WHAT YOU NEED TO DO: Search the entries for the word "프로그램" and pull out each line that has it.

AVAILABLE RECORDS:
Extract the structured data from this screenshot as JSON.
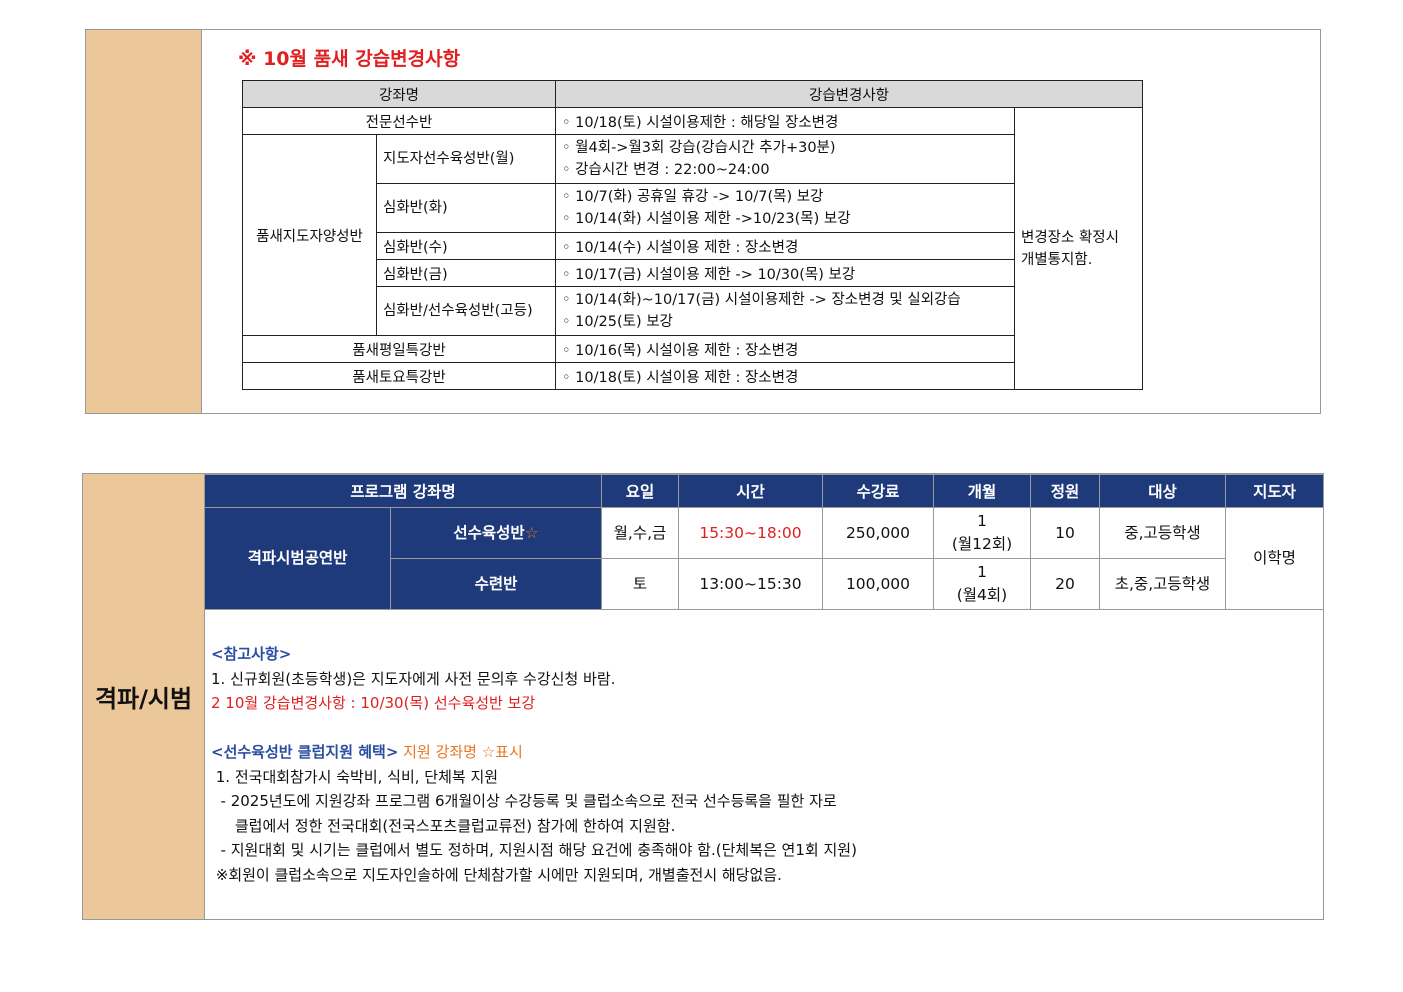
{
  "top": {
    "title": "※ 10월 품새 강습변경사항",
    "headers": [
      "강좌명",
      "강습변경사항"
    ],
    "rows": [
      {
        "name": "전문선수반",
        "changes": [
          "◦ 10/18(토) 시설이용제한 : 해당일 장소변경"
        ]
      },
      {
        "group": "품새지도자양성반",
        "name": "지도자선수육성반(월)",
        "changes": [
          "◦ 월4회->월3회 강습(강습시간 추가+30분)",
          "◦ 강습시간 변경 : 22:00~24:00"
        ]
      },
      {
        "name": "심화반(화)",
        "changes": [
          "◦ 10/7(화) 공휴일 휴강 -> 10/7(목) 보강",
          "◦ 10/14(화) 시설이용 제한 ->10/23(목)  보강"
        ]
      },
      {
        "name": "심화반(수)",
        "changes": [
          "◦ 10/14(수) 시설이용 제한 : 장소변경"
        ]
      },
      {
        "name": "심화반(금)",
        "changes": [
          "◦ 10/17(금) 시설이용 제한 -> 10/30(목) 보강"
        ]
      },
      {
        "name": "심화반/선수육성반(고등)",
        "changes": [
          "◦ 10/14(화)~10/17(금) 시설이용제한 -> 장소변경 및 실외강습",
          "◦ 10/25(토) 보강"
        ]
      },
      {
        "name": "품새평일특강반",
        "changes": [
          "◦ 10/16(목) 시설이용 제한 : 장소변경"
        ]
      },
      {
        "name": "품새토요특강반",
        "changes": [
          "◦ 10/18(토) 시설이용 제한 : 장소변경"
        ]
      }
    ],
    "note": [
      "변경장소 확정시",
      "개별통지함."
    ]
  },
  "bottom": {
    "side_label": "격파/시범",
    "headers": [
      "프로그램 강좌명",
      "요일",
      "시간",
      "수강료",
      "개월",
      "정원",
      "대상",
      "지도자"
    ],
    "group": "격파시범공연반",
    "instructor": "이학명",
    "rows": [
      {
        "name": "선수육성반",
        "star": "☆",
        "days": "월,수,금",
        "time": "15:30~18:00",
        "fee": "250,000",
        "months": "1",
        "months_note": "(월12회)",
        "capacity": "10",
        "target": "중,고등학생"
      },
      {
        "name": "수련반",
        "star": "",
        "days": "토",
        "time": "13:00~15:30",
        "fee": "100,000",
        "months": "1",
        "months_note": "(월4회)",
        "capacity": "20",
        "target": "초,중,고등학생"
      }
    ],
    "notes": {
      "ref_title": "<참고사항>",
      "ref1": "1. 신규회원(초등학생)은 지도자에게 사전 문의후 수강신청 바람.",
      "ref2": "2 10월 강습변경사항 : 10/30(목) 선수육성반 보강",
      "club_title": "<선수육성반 클럽지원 혜택>",
      "club_title_extra": " 지원 강좌명 ☆표시",
      "club1": " 1. 전국대회참가시 숙박비, 식비, 단체복 지원",
      "club2": "  - 2025년도에 지원강좌 프로그램 6개월이상 수강등록 및 클럽소속으로 전국 선수등록을 필한 자로",
      "club3": "     클럽에서 정한 전국대회(전국스포츠클럽교류전) 참가에 한하여 지원함.",
      "club4": "  - 지원대회 및 시기는 클럽에서 별도 정하며, 지원시점 해당 요건에 충족해야 함.(단체복은 연1회 지원)",
      "club5": " ※회원이 클럽소속으로 지도자인솔하에 단체참가할 시에만 지원되며, 개별출전시 해당없음."
    }
  },
  "colors": {
    "tan": "#ebc79a",
    "navy": "#1f3a7a",
    "red": "#e02020",
    "orange": "#e87722",
    "blue": "#2b4ea2"
  }
}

WRITTEN SOLUTION:
      "프로그램 강좌명",
      "club2": "  - 2025년도에 지원강좌 프로그램 6개월이상 수강등록 및 클럽소속으로 전국 선수등록을 필한 자로",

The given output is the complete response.